* DIRECTIONS *
Search the listing for "maintains" and copy every line where it appears.

* INPUT *

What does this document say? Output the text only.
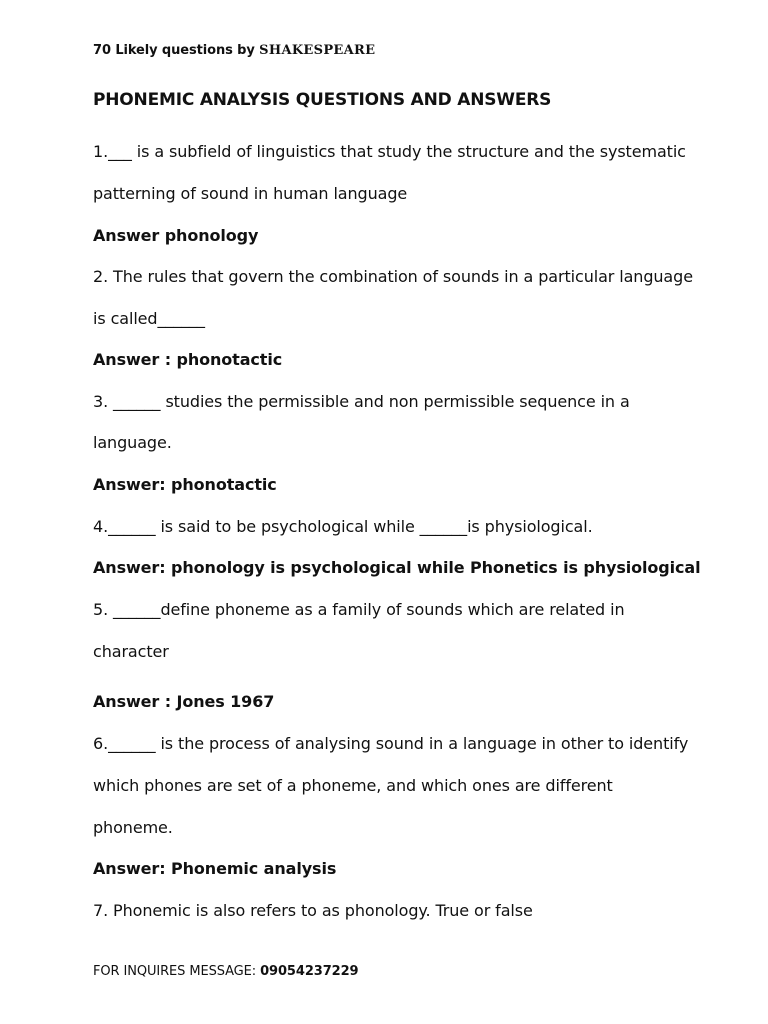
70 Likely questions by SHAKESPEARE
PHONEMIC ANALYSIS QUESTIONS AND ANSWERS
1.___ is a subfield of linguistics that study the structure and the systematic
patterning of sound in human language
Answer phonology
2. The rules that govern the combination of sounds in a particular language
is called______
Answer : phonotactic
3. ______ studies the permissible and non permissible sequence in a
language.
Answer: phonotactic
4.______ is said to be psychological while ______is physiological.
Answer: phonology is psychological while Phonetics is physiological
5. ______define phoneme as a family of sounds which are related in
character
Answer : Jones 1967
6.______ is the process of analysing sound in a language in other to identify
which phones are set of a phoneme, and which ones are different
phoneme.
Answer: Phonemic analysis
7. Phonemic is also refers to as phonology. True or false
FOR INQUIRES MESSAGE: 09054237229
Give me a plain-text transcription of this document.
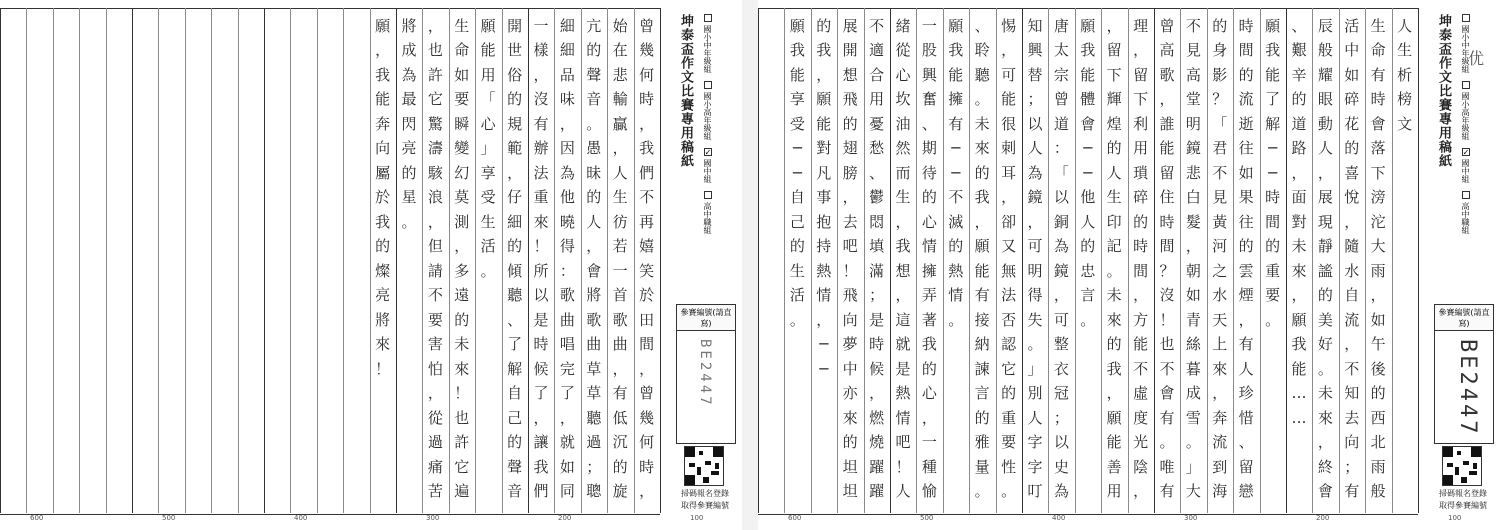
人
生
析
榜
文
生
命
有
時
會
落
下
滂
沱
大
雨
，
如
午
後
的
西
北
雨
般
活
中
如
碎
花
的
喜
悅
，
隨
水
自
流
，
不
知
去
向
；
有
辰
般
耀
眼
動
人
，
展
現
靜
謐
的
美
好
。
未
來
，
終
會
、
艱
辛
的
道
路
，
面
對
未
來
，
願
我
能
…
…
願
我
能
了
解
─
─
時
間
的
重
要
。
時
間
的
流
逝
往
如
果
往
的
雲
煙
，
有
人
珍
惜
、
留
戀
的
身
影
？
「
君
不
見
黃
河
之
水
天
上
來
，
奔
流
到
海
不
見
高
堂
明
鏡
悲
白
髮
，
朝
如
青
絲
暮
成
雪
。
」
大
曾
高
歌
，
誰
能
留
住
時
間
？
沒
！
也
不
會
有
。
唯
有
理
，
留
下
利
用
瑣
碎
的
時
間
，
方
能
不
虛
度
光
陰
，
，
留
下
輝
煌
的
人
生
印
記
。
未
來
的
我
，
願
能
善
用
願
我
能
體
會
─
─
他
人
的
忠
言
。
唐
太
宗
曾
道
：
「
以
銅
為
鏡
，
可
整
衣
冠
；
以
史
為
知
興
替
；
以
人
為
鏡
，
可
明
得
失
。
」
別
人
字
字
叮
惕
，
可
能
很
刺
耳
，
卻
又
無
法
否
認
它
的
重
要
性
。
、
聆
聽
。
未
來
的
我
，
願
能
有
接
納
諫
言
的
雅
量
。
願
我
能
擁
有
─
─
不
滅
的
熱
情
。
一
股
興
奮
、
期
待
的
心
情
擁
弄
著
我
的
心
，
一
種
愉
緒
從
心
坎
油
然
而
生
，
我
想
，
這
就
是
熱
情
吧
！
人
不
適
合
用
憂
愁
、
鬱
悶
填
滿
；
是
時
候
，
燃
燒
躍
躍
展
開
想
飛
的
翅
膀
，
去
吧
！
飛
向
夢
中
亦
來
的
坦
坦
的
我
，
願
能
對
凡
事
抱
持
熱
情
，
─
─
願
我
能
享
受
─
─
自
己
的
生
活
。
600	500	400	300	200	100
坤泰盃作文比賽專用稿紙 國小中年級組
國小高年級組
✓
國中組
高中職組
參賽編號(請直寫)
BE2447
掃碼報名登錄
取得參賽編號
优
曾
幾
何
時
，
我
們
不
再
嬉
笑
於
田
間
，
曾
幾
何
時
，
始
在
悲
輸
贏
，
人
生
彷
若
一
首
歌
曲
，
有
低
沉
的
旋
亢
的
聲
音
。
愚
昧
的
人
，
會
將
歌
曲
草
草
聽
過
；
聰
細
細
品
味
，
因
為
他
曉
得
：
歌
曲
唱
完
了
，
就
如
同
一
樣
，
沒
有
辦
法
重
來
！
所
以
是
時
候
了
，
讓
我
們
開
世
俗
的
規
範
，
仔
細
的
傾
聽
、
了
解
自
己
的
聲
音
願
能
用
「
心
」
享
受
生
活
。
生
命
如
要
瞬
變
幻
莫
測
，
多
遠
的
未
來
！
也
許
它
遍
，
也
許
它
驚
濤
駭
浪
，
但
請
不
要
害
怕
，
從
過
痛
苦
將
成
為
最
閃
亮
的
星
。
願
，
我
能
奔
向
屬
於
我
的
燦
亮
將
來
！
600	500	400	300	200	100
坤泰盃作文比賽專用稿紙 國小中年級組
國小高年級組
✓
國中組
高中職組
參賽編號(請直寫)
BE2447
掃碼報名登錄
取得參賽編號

* * *

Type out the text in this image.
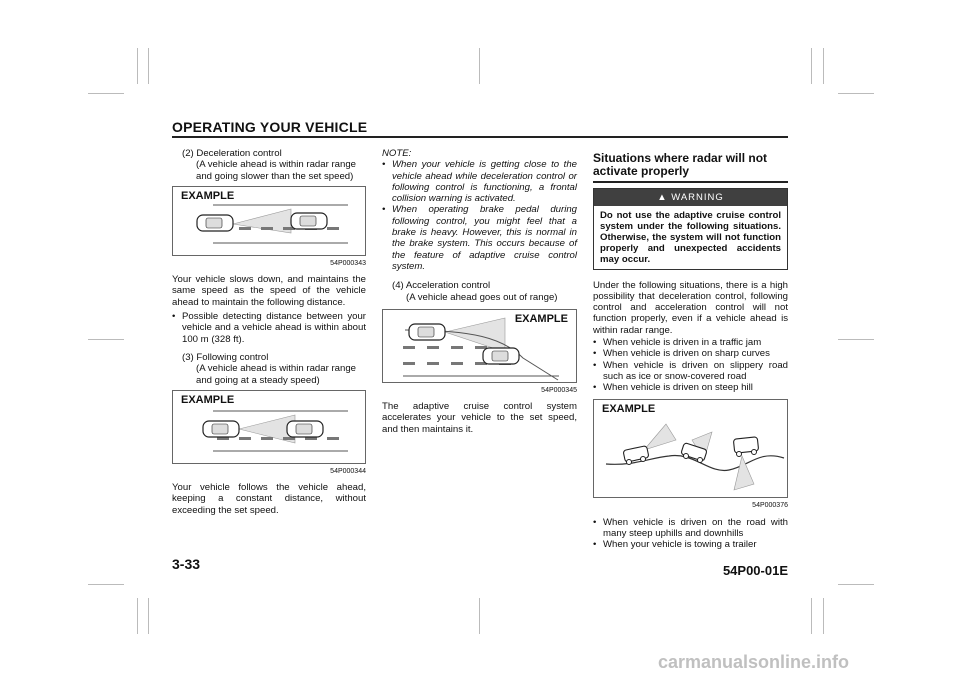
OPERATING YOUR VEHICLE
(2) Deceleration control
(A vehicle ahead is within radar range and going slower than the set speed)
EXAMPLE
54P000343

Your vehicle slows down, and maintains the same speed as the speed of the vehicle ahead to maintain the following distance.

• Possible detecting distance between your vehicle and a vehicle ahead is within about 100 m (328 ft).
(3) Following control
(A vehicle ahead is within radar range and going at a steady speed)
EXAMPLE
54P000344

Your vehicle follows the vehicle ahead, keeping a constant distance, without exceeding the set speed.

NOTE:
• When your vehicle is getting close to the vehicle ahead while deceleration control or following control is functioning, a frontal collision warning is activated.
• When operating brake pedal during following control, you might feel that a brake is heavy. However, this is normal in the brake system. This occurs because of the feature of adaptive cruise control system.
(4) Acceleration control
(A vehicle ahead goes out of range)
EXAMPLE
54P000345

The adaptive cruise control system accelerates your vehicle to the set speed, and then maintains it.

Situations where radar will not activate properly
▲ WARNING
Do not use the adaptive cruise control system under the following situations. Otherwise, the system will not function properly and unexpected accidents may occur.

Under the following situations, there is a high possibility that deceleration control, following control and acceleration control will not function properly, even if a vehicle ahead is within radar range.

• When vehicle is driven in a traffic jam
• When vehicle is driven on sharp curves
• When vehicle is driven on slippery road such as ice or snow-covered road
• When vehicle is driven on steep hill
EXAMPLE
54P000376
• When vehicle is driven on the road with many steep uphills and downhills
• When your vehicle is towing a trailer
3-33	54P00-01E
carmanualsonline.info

* RESPONSE BELOW *
Your vehicle slows down, and maintains the same speed as the speed of the vehicle ahead to maintain the following distance.
The adaptive cruise control system accelerates your vehicle to the set speed, and then maintains it.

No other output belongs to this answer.